Problem requirements.
Find each line with the string "Papesse" and copy it.

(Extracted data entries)
▬▬▬▬▬▬▬▬▬▬
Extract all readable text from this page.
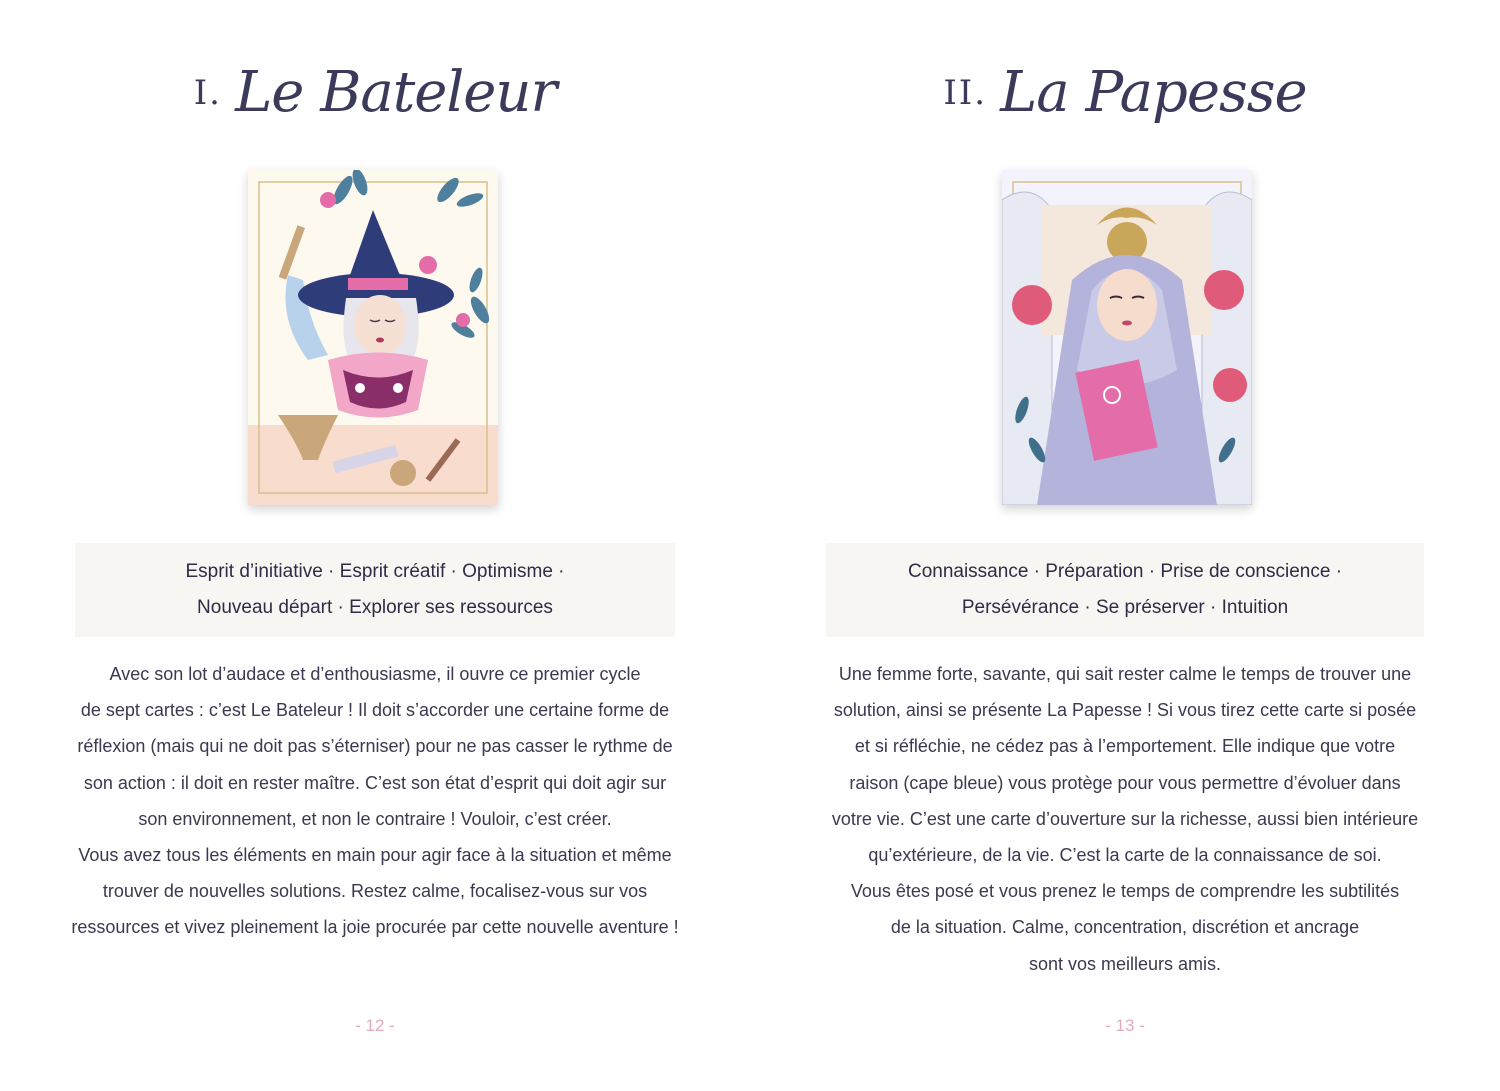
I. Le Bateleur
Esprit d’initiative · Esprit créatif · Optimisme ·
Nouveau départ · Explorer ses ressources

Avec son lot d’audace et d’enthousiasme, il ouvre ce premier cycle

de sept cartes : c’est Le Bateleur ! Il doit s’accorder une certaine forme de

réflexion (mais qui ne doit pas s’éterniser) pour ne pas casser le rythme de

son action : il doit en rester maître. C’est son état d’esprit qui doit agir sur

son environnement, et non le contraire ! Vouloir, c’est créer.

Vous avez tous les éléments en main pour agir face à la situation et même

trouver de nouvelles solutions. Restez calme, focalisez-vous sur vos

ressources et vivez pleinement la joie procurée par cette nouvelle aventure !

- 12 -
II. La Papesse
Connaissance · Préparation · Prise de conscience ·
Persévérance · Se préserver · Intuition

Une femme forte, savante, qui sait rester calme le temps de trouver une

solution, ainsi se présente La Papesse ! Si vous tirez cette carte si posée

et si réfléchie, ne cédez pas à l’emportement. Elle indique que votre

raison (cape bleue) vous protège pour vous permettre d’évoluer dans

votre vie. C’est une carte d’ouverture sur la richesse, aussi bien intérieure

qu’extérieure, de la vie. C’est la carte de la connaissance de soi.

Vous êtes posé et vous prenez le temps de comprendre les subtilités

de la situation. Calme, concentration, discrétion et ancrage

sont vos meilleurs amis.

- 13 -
▬▬▬▬▬▬▬▬▬▬
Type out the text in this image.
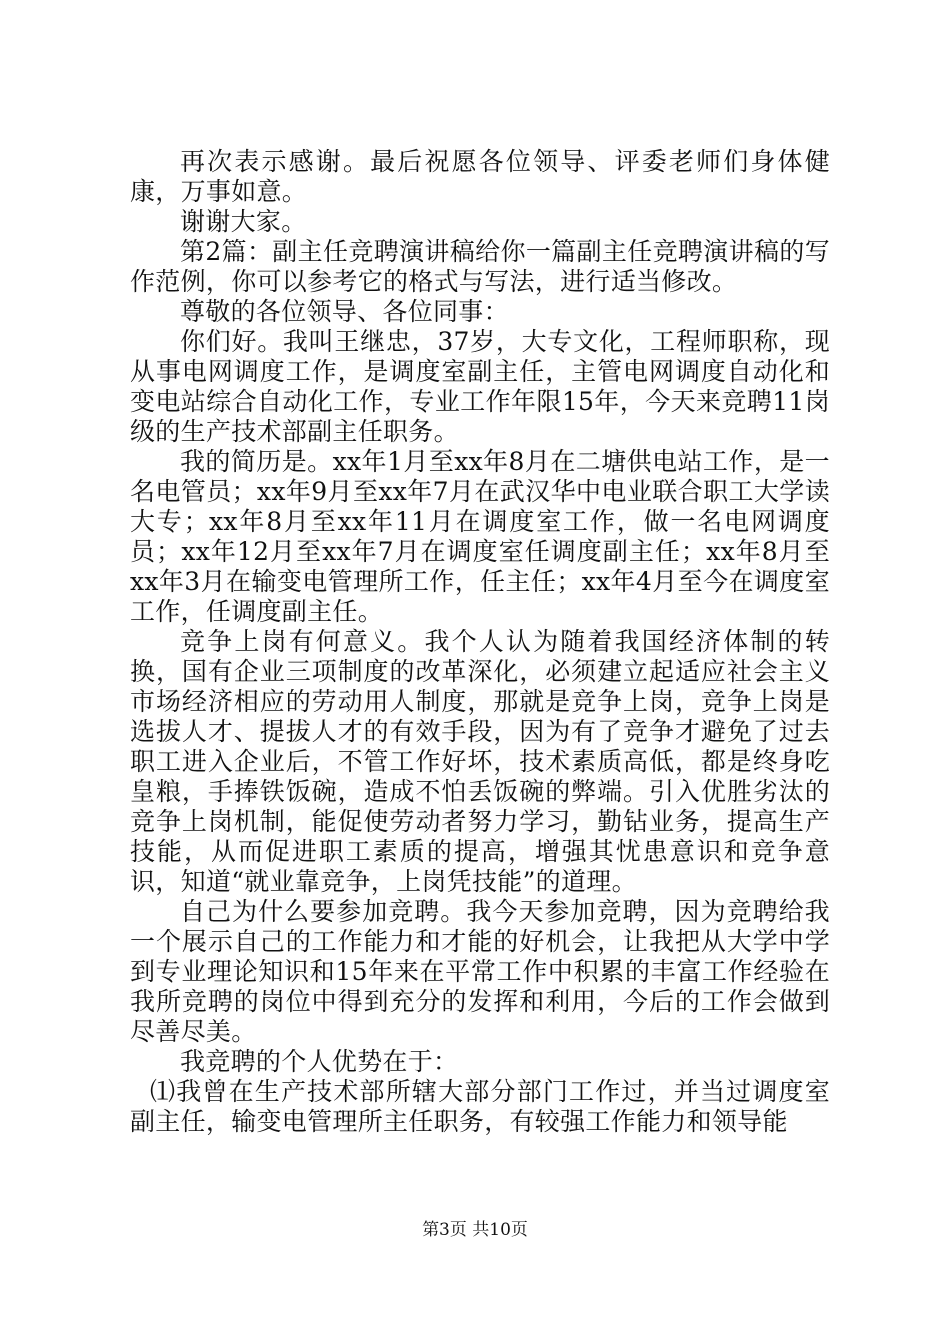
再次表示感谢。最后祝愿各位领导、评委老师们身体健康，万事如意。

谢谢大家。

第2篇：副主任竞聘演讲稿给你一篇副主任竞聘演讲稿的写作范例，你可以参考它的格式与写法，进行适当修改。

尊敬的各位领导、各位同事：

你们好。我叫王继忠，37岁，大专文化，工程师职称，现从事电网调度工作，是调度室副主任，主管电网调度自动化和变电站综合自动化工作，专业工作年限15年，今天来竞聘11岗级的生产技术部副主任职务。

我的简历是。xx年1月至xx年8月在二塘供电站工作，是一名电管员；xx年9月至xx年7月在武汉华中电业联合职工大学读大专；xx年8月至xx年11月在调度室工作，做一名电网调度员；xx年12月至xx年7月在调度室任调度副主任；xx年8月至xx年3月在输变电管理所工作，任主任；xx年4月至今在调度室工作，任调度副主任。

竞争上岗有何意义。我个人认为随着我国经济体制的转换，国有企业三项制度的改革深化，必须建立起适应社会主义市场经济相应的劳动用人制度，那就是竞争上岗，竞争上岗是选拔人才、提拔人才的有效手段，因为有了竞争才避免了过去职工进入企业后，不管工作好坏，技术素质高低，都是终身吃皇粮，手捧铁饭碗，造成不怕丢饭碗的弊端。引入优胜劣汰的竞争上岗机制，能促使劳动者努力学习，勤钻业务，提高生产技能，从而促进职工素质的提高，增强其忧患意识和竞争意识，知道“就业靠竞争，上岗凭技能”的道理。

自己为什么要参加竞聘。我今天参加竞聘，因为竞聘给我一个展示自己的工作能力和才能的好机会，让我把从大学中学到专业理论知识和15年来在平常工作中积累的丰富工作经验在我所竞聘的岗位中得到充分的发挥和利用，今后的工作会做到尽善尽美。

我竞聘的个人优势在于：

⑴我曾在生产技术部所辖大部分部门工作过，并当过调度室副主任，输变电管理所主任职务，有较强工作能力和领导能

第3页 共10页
▬▬▬▬▬▬▬▬▬▬
Right answer.
II. La Papesse
solution, ainsi se présente La Papesse ! Si vous tirez cette carte si posée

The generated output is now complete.